All entries must be repeated exactly; do not include the pictures.

#### RAW RECORDS

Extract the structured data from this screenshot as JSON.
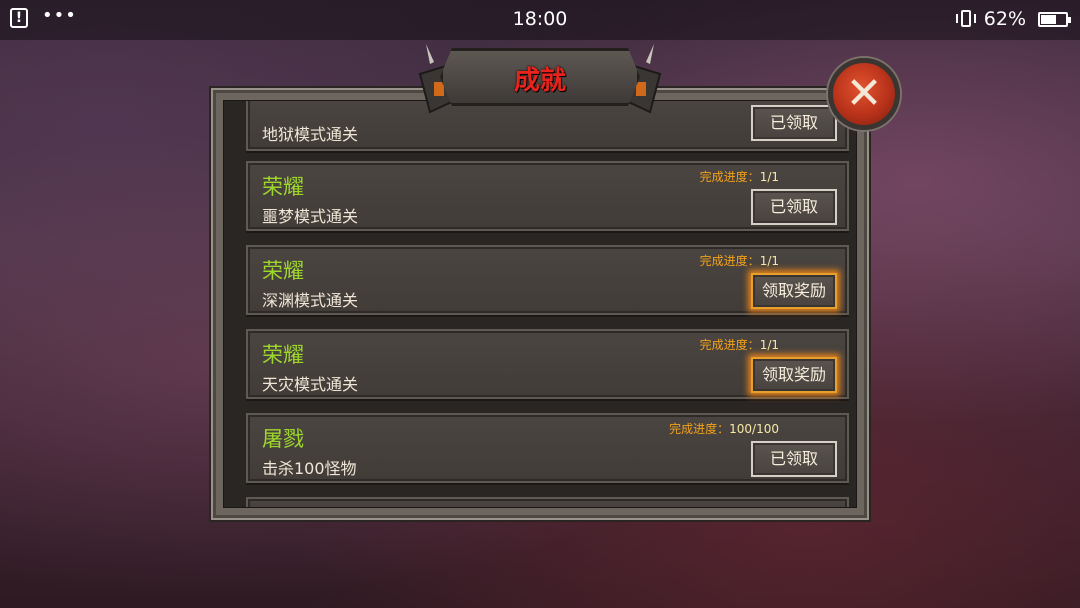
{
  "status_bar": {
    "time": "18:00",
    "battery_percent": "62%",
    "battery_level": 0.62,
    "icons": [
      "alert-icon",
      "more-dots-icon",
      "vibrate-icon",
      "battery-icon"
    ]
  },
  "dialog": {
    "title": "成就",
    "close_icon": "close-x-icon",
    "progress_label": "完成进度：",
    "achievements": [
      {
        "name": "",
        "description": "地狱模式通关",
        "progress": "",
        "button": "已领取",
        "claimable": false
      },
      {
        "name": "荣耀",
        "description": "噩梦模式通关",
        "progress": "1/1",
        "button": "已领取",
        "claimable": false
      },
      {
        "name": "荣耀",
        "description": "深渊模式通关",
        "progress": "1/1",
        "button": "领取奖励",
        "claimable": true
      },
      {
        "name": "荣耀",
        "description": "天灾模式通关",
        "progress": "1/1",
        "button": "领取奖励",
        "claimable": true
      },
      {
        "name": "屠戮",
        "description": "击杀100怪物",
        "progress": "100/100",
        "button": "已领取",
        "claimable": false
      }
    ]
  },
  "colors": {
    "title_red": "#e8231c",
    "name_green": "#9ed72c",
    "progress_orange": "#f2a21b",
    "glow_orange": "#ff8c14",
    "close_red": "#b8321a"
  }
}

########

[RESPONSE TO THE EXERCISE]:
Extract the structured data from this screenshot as JSON.
{
  "status_bar": {
    "time": "18:00",
    "battery_percent": "62%",
    "battery_level": 0.62,
    "icons": [
      "alert-icon",
      "more-dots-icon",
      "vibrate-icon",
      "battery-icon"
    ]
  },
  "dialog": {
    "title": "成就",
    "close_icon": "close-x-icon",
    "progress_label": "完成进度：",
    "achievements": [
      {
        "name": "",
        "description": "地狱模式通关",
        "progress": "",
        "button": "已领取",
        "claimable": false
      },
      {
        "name": "荣耀",
        "description": "噩梦模式通关",
        "progress": "1/1",
        "button": "已领取",
        "claimable": false
      },
      {
        "name": "荣耀",
        "description": "深渊模式通关",
        "progress": "1/1",
        "button": "领取奖励",
        "claimable": true
      },
      {
        "name": "荣耀",
        "description": "天灾模式通关",
        "progress": "1/1",
        "button": "领取奖励",
        "claimable": true
      },
      {
        "name": "屠戮",
        "description": "击杀100怪物",
        "progress": "100/100",
        "button": "已领取",
        "claimable": false
      }
    ]
  },
  "colors": {
    "title_red": "#e8231c",
    "name_green": "#9ed72c",
    "progress_orange": "#f2a21b",
    "glow_orange": "#ff8c14",
    "close_red": "#b8321a"
  }
}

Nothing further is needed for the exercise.